Collected data entries
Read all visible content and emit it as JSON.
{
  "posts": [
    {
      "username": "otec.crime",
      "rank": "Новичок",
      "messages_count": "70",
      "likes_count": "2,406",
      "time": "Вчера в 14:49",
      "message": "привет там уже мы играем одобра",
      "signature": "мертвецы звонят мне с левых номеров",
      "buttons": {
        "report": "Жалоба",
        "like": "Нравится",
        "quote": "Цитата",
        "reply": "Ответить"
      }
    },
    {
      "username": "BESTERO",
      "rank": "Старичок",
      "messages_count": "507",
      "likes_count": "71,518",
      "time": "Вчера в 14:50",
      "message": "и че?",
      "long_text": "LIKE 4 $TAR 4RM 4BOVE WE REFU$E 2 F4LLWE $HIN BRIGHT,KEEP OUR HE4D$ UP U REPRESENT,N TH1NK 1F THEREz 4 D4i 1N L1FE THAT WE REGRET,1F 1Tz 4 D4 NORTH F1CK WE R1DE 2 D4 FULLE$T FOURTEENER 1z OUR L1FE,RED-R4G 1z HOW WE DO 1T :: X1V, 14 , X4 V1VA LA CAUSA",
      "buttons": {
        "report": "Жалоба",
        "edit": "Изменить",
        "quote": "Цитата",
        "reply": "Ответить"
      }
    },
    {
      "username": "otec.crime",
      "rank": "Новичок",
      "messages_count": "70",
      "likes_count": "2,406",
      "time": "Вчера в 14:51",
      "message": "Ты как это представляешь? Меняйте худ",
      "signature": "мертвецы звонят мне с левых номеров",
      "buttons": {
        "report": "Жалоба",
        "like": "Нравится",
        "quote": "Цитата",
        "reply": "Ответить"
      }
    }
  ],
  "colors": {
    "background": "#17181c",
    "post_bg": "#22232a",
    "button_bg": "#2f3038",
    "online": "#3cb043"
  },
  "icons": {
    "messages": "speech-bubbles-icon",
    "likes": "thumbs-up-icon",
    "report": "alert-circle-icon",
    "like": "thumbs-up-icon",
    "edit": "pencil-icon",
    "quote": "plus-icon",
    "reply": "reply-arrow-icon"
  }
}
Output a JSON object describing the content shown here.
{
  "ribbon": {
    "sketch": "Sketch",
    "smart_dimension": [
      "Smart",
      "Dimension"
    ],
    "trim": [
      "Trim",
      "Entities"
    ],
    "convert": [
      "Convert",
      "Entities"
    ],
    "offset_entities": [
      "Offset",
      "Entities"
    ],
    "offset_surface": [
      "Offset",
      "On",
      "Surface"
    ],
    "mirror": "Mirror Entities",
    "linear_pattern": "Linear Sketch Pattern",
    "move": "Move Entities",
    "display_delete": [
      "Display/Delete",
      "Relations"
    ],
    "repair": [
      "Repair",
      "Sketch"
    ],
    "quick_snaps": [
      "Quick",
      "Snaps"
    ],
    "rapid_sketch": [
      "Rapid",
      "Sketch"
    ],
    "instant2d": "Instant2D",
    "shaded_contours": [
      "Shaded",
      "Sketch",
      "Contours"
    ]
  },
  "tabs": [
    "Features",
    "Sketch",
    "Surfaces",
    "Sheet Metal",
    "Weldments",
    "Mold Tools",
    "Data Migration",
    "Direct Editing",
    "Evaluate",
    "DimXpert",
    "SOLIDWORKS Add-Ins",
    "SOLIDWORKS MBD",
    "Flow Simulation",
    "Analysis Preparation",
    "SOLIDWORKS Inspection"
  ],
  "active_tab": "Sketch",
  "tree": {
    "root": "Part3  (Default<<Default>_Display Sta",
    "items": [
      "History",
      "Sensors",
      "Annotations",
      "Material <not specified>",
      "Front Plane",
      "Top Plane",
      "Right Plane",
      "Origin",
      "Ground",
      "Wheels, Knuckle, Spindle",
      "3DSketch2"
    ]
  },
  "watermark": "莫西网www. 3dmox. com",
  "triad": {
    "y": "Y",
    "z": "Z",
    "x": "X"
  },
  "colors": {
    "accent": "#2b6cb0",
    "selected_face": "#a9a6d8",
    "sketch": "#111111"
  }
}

---

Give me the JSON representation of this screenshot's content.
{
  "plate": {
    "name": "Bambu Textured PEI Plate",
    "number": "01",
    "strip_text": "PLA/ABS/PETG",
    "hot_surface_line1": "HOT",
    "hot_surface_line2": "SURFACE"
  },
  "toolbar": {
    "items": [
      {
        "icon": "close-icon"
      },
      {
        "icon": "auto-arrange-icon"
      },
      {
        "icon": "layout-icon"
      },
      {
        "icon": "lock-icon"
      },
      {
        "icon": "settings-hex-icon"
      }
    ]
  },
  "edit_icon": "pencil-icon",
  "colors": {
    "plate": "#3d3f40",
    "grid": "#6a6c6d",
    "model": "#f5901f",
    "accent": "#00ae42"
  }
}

### Exercise
Copy every line of the listing that contains the word "pencil".

### Reply to the task
    "edit": "pencil-icon",
  "edit_icon": "pencil-icon",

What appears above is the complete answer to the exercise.